PROVIDED TEXT.
========

To Build a High-Performing Company Your Team Needs a Good Night's Sleep Every Night
Grow Your Business, Not Your Inbox
Companies pay billions of dollars each year for specific trainings in hopes of boosting their overall performance. Companies attempt to improve culture through offering craft beer, ping pong tables, and catered lunches on Friday, among many other things.
These are all great ideas, but isn’t solving the elephant in the room that’s holding companies back. When it comes to cultivating a high performing culture and company, it starts by addressing your employees well being -- in particular, their fatigue levels.
Forty-three percent of Americans rarely get a good night’s sleep on weeknights, while two-thirds admit that their sleep needs aren’t being met. The average person admits to needing 7.5 hours of nightly sleep to feel refreshed. Yet, they’re only getting six hours and 55 minutes of sleep.
This may seem insignificant, but factor this number up over the course of the year and a large sleep debt forms.
In a Sleep in America poll, 29 percent of workers reported falling asleep or coming close to it while at work. Costs attributed to sleep deprivation in the U.S. alone was $411 billion. To break this down further, a fatigue cost calculator developed through the Sleep Matters Initiative at Brigham Health for the National Safety Council estimated that an employer with 1,000 workers is expected to lose about $1.4 million dollars each year due to fatigue.

========

TASK DIRECTIONS.
Carry on the article about sleep and workplace performance, picking up after its final sentence on the yearly fatigue cost for an employer with 1,000 workers.

========

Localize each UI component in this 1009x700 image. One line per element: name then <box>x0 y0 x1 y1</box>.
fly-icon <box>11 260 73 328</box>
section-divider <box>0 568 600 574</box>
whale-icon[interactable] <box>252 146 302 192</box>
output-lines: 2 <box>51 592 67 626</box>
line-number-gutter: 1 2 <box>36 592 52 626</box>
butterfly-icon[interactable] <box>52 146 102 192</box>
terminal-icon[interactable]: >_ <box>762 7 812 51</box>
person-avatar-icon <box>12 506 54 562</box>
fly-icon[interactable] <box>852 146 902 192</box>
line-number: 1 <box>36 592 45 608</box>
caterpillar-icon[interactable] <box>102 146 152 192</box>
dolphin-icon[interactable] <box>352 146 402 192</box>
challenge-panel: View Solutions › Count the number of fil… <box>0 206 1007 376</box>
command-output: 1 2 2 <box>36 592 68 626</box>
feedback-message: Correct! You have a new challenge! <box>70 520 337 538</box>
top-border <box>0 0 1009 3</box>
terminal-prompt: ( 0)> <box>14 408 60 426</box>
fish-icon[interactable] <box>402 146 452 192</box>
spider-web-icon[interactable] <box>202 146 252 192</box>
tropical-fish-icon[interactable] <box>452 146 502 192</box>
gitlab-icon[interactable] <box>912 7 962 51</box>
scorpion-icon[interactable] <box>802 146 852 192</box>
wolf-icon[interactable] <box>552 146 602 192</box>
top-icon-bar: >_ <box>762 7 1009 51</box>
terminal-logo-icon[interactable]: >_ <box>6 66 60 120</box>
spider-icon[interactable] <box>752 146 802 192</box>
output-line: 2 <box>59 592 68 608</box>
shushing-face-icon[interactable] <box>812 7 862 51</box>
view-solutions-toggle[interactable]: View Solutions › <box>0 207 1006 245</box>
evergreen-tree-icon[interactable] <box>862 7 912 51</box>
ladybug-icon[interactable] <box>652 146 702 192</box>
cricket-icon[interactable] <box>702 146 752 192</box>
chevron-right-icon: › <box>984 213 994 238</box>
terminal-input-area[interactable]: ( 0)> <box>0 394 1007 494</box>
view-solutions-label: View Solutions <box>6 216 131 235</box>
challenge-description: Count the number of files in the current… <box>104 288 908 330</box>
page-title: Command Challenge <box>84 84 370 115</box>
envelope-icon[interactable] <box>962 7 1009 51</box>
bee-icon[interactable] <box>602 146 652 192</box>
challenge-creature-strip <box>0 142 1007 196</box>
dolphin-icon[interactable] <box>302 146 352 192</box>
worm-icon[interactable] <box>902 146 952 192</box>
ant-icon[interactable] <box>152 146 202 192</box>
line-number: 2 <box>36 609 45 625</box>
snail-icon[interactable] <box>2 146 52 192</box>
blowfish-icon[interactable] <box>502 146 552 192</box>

========

ANSWER BELOW.
Sleep deprived workers aren’t merely costing companies money, they’re also affecting a companies culture, reputation and ability to impact the world, as well as recruiting and retaining talent. If you want to cultivate a high performing company and culture, it starts with injecting sleep into the DNA of the company for these three reasons.
1. Mental performance.
What’s a lost hour or two when there’s more work to do -- or more hustling as we like to call it these days? Everything.
While you may hear people clamor about how little sleep they need, this is a false narrative that’s sending a message that sleep is disposable and optional. Sleep is nutrition for your brain and when you’re not properly recharging, your mind isn’t able to cognitively perform at a high level. In fact, sleeping consistently for only six hours nightly over a two week period leads to the same cognitive performance as someone staying up for 24 consecutive hours.
With all of this said, to help swing the fatigue pendulum in a more positive direction, designate an area for naps and recharging or invest in a few nap pods. A 20-minute nap isn’t going to cure the sleep-loss epidemic, but it can slightly improve employees' reasoning skills, memory, and creativity, while lessening the chances of developing burnout.
High performing and emotionally savvy leaders are cultivated through consistent high-quality sleep. While leadership requires a high level of executive brain functioning, leadership also requires you to be charismatic and inspiring.
However, when you’re sleep deprived, your ability to charm and inspire others decreases. This happens due to it being harder to control emotions and connect effectively with others. When you’re sleep deprived, your prefrontal cortex (logic and reasoning) experiences lower activity while your amygdala (heightened emotions) increases in activity.
This leads to a workforce that is irritable, short-tempered, and less empathetic toward one another and the potential customers they interact with.
When it comes to improving your workforces ability to lead themselves and others, establish sleep-friendly policies. For example, support boundaries between work and leisure by establishing specific cutoff times where employees can make themselves unavailable until the next day.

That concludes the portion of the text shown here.